The listing below should be printed exactly, every line of it. Skip the pictures.

INPUT:
----------
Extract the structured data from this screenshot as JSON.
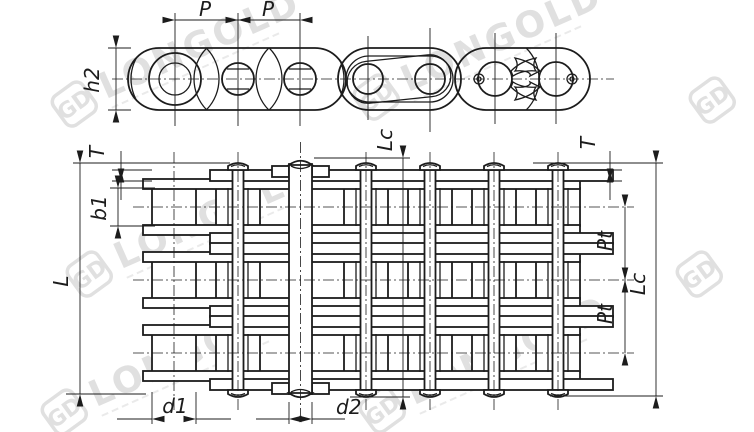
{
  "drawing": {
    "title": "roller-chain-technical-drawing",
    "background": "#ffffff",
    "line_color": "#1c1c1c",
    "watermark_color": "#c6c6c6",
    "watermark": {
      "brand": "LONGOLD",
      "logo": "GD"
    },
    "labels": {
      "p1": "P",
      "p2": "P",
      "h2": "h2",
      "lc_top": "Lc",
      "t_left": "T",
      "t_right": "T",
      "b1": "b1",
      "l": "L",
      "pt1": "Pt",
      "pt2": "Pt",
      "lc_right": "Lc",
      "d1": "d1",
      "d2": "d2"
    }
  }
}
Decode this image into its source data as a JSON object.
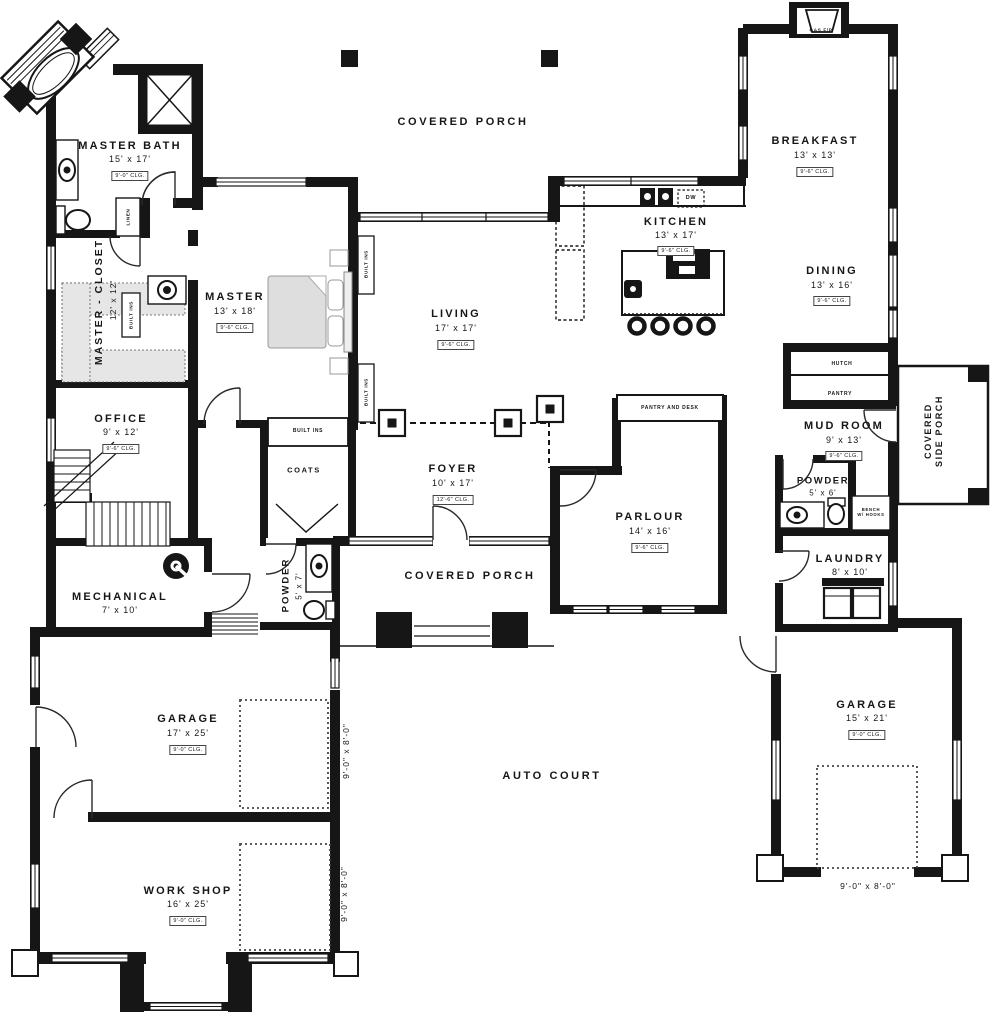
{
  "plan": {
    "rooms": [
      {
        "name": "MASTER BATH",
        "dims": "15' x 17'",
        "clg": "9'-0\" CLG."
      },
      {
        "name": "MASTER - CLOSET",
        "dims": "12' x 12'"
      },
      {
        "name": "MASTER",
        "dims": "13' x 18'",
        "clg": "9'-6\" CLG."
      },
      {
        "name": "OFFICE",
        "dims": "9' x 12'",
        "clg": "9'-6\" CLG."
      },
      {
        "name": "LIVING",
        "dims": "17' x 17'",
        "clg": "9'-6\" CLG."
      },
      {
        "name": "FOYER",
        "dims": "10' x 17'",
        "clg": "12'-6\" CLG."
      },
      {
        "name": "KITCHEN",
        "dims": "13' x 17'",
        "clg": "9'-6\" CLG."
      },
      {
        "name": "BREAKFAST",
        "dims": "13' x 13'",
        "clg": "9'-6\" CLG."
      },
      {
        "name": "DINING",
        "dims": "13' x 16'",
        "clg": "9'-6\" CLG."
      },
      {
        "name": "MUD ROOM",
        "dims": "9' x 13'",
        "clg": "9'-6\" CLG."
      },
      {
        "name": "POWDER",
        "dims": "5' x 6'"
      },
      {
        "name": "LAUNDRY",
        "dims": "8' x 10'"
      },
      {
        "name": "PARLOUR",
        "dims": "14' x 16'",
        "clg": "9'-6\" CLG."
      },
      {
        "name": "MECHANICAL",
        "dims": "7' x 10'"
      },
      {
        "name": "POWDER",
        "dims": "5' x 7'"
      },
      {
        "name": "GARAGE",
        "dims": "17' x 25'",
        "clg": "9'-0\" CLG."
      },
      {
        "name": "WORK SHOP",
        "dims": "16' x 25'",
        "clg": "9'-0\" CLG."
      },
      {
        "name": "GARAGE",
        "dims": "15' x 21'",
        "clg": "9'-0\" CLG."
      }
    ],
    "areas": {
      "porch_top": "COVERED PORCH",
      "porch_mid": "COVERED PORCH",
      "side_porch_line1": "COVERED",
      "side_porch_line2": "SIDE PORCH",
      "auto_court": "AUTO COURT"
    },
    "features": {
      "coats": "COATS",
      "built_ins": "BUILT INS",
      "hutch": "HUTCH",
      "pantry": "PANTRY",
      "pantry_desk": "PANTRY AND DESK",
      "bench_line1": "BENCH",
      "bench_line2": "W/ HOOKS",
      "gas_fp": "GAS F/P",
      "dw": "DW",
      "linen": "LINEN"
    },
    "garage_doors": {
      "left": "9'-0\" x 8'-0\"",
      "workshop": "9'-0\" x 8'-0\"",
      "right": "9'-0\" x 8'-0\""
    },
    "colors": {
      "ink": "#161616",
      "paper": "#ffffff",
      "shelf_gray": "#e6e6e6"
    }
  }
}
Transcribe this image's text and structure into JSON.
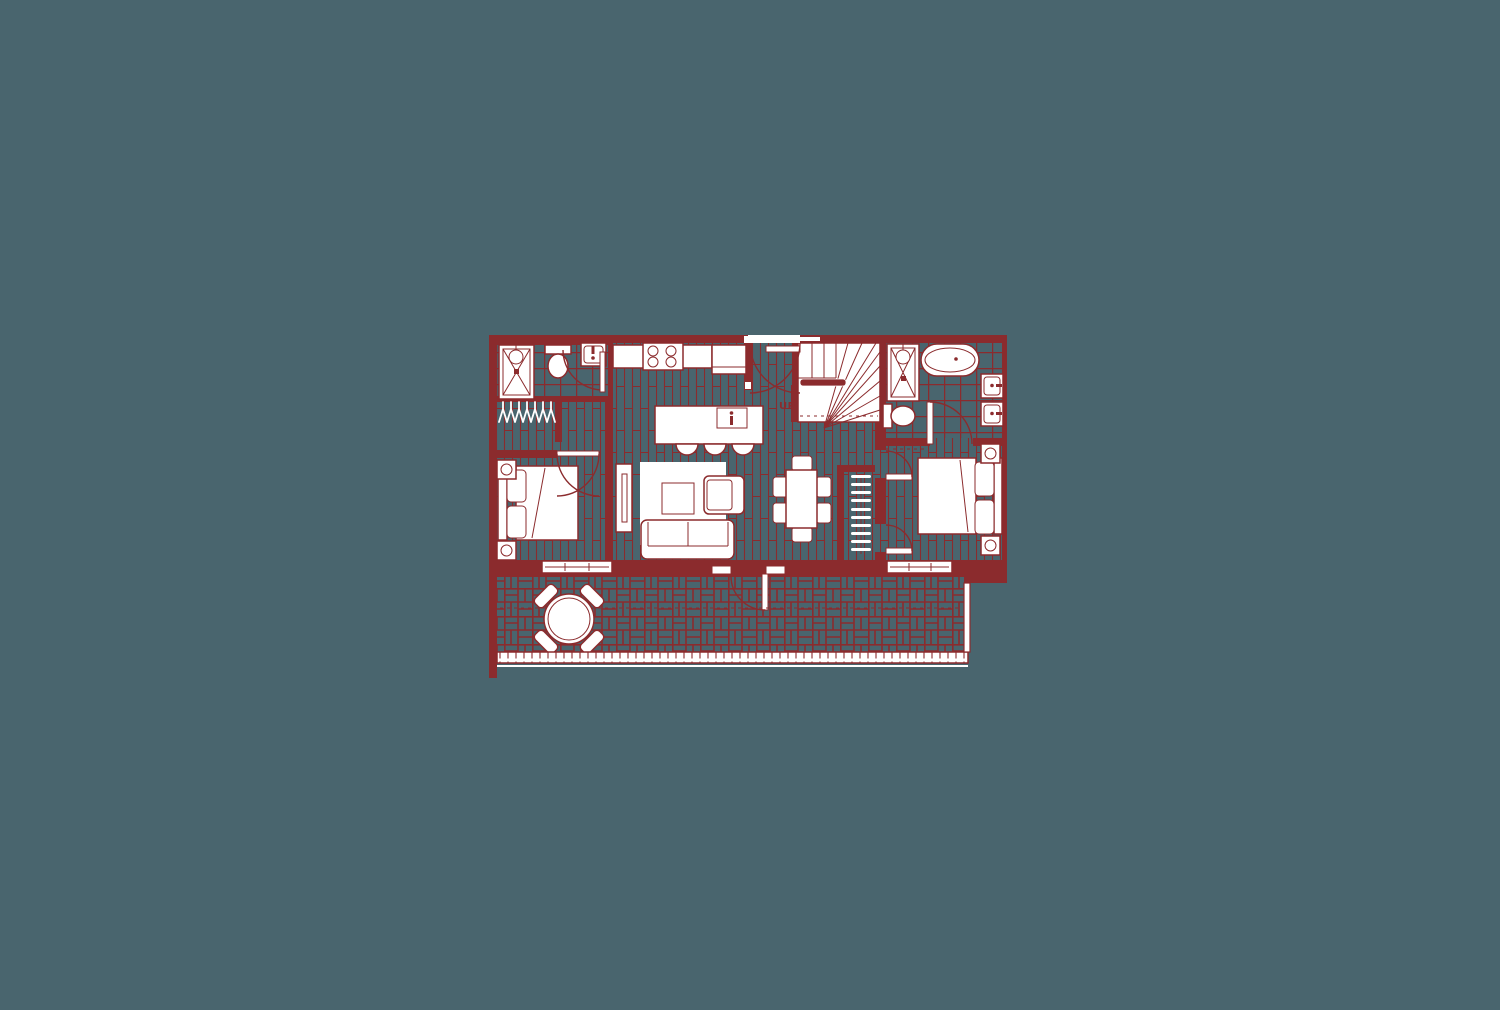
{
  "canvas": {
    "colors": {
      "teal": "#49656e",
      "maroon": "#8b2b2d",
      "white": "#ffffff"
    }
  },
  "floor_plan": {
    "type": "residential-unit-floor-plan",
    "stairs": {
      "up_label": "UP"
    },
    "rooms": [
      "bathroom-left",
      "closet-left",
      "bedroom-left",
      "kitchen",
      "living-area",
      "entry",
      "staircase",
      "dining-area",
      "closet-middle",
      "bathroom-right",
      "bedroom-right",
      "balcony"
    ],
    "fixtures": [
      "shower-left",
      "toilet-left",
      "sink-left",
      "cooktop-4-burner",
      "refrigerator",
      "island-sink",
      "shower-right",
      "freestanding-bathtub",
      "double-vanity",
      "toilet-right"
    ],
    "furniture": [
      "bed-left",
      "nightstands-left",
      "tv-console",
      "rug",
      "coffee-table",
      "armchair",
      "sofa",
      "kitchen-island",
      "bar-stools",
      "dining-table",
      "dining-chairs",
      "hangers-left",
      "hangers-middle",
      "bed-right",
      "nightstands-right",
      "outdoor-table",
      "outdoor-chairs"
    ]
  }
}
----------
SOLUTION:
Extract the structured data from this screenshot as JSON.
{
  "drawing": {
    "title": "roller-chain-technical-drawing",
    "background": "#ffffff",
    "line_color": "#1c1c1c",
    "watermark_color": "#c6c6c6",
    "watermark": {
      "brand": "LONGOLD",
      "logo": "GD"
    },
    "labels": {
      "p1": "P",
      "p2": "P",
      "h2": "h2",
      "lc_top": "Lc",
      "t_left": "T",
      "t_right": "T",
      "b1": "b1",
      "l": "L",
      "pt1": "Pt",
      "pt2": "Pt",
      "lc_right": "Lc",
      "d1": "d1",
      "d2": "d2"
    }
  }
}
Decode this image into its source data as a JSON object.
{
  "plan": {
    "rooms": [
      {
        "name": "MASTER BATH",
        "dims": "15' x 17'",
        "clg": "9'-0\" CLG."
      },
      {
        "name": "MASTER - CLOSET",
        "dims": "12' x 12'"
      },
      {
        "name": "MASTER",
        "dims": "13' x 18'",
        "clg": "9'-6\" CLG."
      },
      {
        "name": "OFFICE",
        "dims": "9' x 12'",
        "clg": "9'-6\" CLG."
      },
      {
        "name": "LIVING",
        "dims": "17' x 17'",
        "clg": "9'-6\" CLG."
      },
      {
        "name": "FOYER",
        "dims": "10' x 17'",
        "clg": "12'-6\" CLG."
      },
      {
        "name": "KITCHEN",
        "dims": "13' x 17'",
        "clg": "9'-6\" CLG."
      },
      {
        "name": "BREAKFAST",
        "dims": "13' x 13'",
        "clg": "9'-6\" CLG."
      },
      {
        "name": "DINING",
        "dims": "13' x 16'",
        "clg": "9'-6\" CLG."
      },
      {
        "name": "MUD ROOM",
        "dims": "9' x 13'",
        "clg": "9'-6\" CLG."
      },
      {
        "name": "POWDER",
        "dims": "5' x 6'"
      },
      {
        "name": "LAUNDRY",
        "dims": "8' x 10'"
      },
      {
        "name": "PARLOUR",
        "dims": "14' x 16'",
        "clg": "9'-6\" CLG."
      },
      {
        "name": "MECHANICAL",
        "dims": "7' x 10'"
      },
      {
        "name": "POWDER",
        "dims": "5' x 7'"
      },
      {
        "name": "GARAGE",
        "dims": "17' x 25'",
        "clg": "9'-0\" CLG."
      },
      {
        "name": "WORK SHOP",
        "dims": "16' x 25'",
        "clg": "9'-0\" CLG."
      },
      {
        "name": "GARAGE",
        "dims": "15' x 21'",
        "clg": "9'-0\" CLG."
      }
    ],
    "areas": {
      "porch_top": "COVERED PORCH",
      "porch_mid": "COVERED PORCH",
      "side_porch_line1": "COVERED",
      "side_porch_line2": "SIDE PORCH",
      "auto_court": "AUTO COURT"
    },
    "features": {
      "coats": "COATS",
      "built_ins": "BUILT INS",
      "hutch": "HUTCH",
      "pantry": "PANTRY",
      "pantry_desk": "PANTRY AND DESK",
      "bench_line1": "BENCH",
      "bench_line2": "W/ HOOKS",
      "gas_fp": "GAS F/P",
      "dw": "DW",
      "linen": "LINEN"
    },
    "garage_doors": {
      "left": "9'-0\" x 8'-0\"",
      "workshop": "9'-0\" x 8'-0\"",
      "right": "9'-0\" x 8'-0\""
    },
    "colors": {
      "ink": "#161616",
      "paper": "#ffffff",
      "shelf_gray": "#e6e6e6"
    }
  }
}
Transcribe this image's text and structure into JSON.
{
  "canvas": {
    "colors": {
      "teal": "#49656e",
      "maroon": "#8b2b2d",
      "white": "#ffffff"
    }
  },
  "floor_plan": {
    "type": "residential-unit-floor-plan",
    "stairs": {
      "up_label": "UP"
    },
    "rooms": [
      "bathroom-left",
      "closet-left",
      "bedroom-left",
      "kitchen",
      "living-area",
      "entry",
      "staircase",
      "dining-area",
      "closet-middle",
      "bathroom-right",
      "bedroom-right",
      "balcony"
    ],
    "fixtures": [
      "shower-left",
      "toilet-left",
      "sink-left",
      "cooktop-4-burner",
      "refrigerator",
      "island-sink",
      "shower-right",
      "freestanding-bathtub",
      "double-vanity",
      "toilet-right"
    ],
    "furniture": [
      "bed-left",
      "nightstands-left",
      "tv-console",
      "rug",
      "coffee-table",
      "armchair",
      "sofa",
      "kitchen-island",
      "bar-stools",
      "dining-table",
      "dining-chairs",
      "hangers-left",
      "hangers-middle",
      "bed-right",
      "nightstands-right",
      "outdoor-table",
      "outdoor-chairs"
    ]
  }
}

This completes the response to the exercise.